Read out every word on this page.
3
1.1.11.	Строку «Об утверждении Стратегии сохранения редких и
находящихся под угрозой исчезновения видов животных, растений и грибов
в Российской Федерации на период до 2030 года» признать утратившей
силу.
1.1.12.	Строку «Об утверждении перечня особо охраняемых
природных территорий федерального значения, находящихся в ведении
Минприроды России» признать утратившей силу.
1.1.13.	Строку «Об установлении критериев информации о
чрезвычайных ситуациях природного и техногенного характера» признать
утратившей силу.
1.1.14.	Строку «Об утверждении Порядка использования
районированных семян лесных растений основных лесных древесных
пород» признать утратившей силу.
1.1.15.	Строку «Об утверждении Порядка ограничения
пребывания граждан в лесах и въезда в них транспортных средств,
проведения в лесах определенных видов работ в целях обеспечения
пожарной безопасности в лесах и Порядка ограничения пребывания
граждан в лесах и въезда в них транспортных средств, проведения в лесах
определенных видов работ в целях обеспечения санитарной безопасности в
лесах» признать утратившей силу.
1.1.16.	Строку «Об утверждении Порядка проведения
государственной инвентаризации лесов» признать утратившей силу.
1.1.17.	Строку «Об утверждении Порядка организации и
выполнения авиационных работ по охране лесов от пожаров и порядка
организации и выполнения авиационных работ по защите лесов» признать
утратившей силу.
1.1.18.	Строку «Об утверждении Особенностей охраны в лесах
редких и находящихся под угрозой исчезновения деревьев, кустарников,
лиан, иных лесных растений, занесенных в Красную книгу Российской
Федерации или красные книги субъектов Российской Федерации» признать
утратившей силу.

****

#### TO BE DONE
Pull out every line above that holds the word "находящихся".

#### OUTPUT OF THE TASK
находящихся под угрозой исчезновения видов животных, растений и грибов
природных территорий федерального значения, находящихся в ведении
редких и находящихся под угрозой исчезновения деревьев, кустарников,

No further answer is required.